** EXTRAIT CHOISI **
Je n’aime pas parler de mon passé. Malgré ma joie d’être chrétien j’ai de la peine, car des blessures sont encore ouvertes, et personne de mon entourage ne s’est encore tourné vers le Seigneur.

 

Ma famille est arrivée en France en mars 1970. Je suis l’aîné de quatre enfants. Nous avons été élevés dans un quartier difficile du Havre. Personne dans ma famille n’était chrétien. Ma mère se disait catholique par tradition, mon père était farouchement opposé à ceux qui croyaient en Dieu. Nous, les enfants, nous étions comme lui.

 

Je garde de ma jeunesse des souvenirs tristes, principalement en rapport avec la pauvreté et la violence. Mais j’ai aussi de bons souvenirs en rapport avec le courage et la volonté.

 

Durant ma jeunesse, j’ai été quelqu’un de très violent. J’aimais faire mal et faire du mal. La violence verbale et physique ont toujours été à proximité de moi, j’étais parmi « les meneurs ».

 

dialogue-2Quand et comment est-ce que tu as entendu l’Evangile ?

 

A cette période, j’allais très souvent à la patinoire, où j’ai rencontré celle qui aujourd’hui est mon épouse, Gaëlle. J’y allais avec ma bande, elle y était seule, bénévole secouriste. Nous nous sommes fréquentés, et rapidement nous avons constaté combien nous étions différents, dans le langage, dans le caractère, dans le fonctionnement général dirons-nous…

 

C’est donc Gaëlle qui la première m’a parlé de Jésus. Mais quand je lui ai dit de choisir entre moi et Jésus, elle m’a dit, « Je t’aime, mais je choisis Jésus ». Je ne pouvais pas comprendre que l’on puisse préférer quelqu’un qu’on ne voit pas à quelqu’un qu’on voit et qu’on aime, et nous nous sommes séparés. Ce choc m’a tellement interpellé que j’ai commencé à lire les différents traités que Gaëlle m’avait donnés.

** LISTE DES ENREGISTREMENTS **
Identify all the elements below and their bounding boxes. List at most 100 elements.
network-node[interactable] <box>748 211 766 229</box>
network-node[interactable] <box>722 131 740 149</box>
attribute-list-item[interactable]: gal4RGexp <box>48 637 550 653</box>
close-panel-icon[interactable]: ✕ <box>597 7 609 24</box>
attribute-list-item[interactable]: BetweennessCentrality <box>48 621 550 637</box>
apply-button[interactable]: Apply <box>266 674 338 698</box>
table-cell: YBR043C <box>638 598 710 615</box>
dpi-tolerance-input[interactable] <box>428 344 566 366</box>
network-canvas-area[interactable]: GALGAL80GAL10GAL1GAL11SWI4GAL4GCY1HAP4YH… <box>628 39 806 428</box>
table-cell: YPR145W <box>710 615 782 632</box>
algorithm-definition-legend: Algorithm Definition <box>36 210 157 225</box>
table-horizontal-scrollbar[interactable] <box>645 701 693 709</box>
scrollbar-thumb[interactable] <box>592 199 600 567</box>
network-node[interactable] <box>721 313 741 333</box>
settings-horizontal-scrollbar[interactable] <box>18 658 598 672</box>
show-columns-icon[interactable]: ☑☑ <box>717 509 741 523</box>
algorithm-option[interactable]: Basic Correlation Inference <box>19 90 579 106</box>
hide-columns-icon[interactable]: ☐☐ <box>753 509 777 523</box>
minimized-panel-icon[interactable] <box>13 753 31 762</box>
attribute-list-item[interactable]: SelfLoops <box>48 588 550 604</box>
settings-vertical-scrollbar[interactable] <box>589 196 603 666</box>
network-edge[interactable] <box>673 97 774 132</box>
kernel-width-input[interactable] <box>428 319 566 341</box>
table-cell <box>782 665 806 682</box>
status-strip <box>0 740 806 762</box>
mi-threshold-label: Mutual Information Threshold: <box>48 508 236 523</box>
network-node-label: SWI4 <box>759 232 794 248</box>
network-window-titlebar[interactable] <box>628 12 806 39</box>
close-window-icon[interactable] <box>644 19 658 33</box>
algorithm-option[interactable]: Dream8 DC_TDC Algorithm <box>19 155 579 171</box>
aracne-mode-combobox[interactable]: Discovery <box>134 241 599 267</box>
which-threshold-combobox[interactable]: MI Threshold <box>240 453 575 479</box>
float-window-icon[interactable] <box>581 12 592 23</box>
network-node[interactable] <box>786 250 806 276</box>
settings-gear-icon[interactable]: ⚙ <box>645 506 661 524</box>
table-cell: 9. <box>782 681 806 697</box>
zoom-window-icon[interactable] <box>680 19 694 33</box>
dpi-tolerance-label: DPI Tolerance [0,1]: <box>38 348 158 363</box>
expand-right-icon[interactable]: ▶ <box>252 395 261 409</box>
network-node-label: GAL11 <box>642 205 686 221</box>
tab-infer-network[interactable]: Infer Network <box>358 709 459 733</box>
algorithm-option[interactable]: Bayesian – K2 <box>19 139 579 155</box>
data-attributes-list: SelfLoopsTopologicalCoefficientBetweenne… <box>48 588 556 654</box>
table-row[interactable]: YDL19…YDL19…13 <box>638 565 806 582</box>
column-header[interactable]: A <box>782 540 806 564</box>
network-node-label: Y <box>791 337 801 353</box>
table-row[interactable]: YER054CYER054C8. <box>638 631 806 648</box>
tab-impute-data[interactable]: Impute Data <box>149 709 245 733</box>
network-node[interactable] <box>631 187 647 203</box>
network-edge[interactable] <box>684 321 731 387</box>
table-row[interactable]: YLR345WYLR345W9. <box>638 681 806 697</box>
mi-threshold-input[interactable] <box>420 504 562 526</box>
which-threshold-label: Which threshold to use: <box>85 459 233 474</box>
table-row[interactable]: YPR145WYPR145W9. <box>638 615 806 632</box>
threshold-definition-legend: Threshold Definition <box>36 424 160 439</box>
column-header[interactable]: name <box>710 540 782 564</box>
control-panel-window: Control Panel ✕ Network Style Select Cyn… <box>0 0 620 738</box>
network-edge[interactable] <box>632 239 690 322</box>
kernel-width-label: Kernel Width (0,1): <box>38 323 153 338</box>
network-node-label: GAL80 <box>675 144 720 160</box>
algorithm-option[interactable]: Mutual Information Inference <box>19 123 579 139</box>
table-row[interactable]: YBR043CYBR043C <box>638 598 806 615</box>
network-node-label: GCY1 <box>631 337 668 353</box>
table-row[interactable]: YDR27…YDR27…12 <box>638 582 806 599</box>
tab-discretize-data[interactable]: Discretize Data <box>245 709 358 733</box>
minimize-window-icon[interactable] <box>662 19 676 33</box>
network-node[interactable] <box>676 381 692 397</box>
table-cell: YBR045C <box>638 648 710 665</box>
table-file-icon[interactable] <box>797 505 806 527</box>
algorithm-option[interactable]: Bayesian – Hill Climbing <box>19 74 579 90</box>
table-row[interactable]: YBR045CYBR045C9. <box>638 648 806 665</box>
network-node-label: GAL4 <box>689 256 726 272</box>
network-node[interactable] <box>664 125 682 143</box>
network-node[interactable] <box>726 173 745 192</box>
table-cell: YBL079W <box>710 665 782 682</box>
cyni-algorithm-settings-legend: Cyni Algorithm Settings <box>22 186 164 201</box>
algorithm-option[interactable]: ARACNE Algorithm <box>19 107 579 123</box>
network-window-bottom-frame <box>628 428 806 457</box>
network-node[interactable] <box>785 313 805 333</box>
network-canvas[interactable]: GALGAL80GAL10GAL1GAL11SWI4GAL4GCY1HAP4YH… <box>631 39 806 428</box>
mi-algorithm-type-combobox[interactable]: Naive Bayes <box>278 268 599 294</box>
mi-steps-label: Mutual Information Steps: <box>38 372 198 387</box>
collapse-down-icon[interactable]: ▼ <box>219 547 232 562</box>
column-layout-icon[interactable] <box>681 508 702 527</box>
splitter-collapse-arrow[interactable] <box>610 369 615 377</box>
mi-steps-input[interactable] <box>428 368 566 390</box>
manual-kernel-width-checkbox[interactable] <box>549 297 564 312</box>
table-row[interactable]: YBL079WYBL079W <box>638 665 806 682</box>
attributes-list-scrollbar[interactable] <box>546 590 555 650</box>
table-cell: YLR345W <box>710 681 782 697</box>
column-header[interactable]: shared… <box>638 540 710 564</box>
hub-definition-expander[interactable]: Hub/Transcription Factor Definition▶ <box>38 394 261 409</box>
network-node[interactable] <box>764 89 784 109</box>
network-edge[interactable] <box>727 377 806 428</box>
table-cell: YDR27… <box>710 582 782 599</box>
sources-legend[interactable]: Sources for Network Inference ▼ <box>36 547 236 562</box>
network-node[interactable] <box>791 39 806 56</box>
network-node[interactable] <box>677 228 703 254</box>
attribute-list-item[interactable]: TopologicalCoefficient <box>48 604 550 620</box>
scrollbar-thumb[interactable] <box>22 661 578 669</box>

** DÉFIS **
1 - Mettez à jour le passage de l'extrait choisi en commençant à "Je n’aime pas" et en terminant à "étions comme lui.", avec "avril 1971" à la place de "mars 1970".
2 - Répondez à ces questions sur l'extrait choisi :
(a) En quel mois et en quelle année la famille est-elle arrivée en France ?
(b) Dans quel lieu la rencontre avec Gaëlle a-t-elle eu lieu ?
(c) Quel rôle Gaëlle y tenait-elle ?

** RÉPONSES AUX TÂCHES **
1 -
Je n’aime pas parler de mon passé. Malgré ma joie d’être chrétien j’ai de la peine, car des blessures sont encore ouvertes, et personne de mon entourage ne s’est encore tourné vers le Seigneur.

 

Ma famille est arrivée en France en avril 1971. Je suis l’aîné de quatre enfants. Nous avons été élevés dans un quartier difficile du Havre. Personne dans ma famille n’était chrétien. Ma mère se disait catholique par tradition, mon père était farouchement opposé à ceux qui croyaient en Dieu. Nous, les enfants, nous étions comme lui.

2 -
(a) En mars 1970.
(b) À la patinoire.
(c) Elle était bénévole secouriste.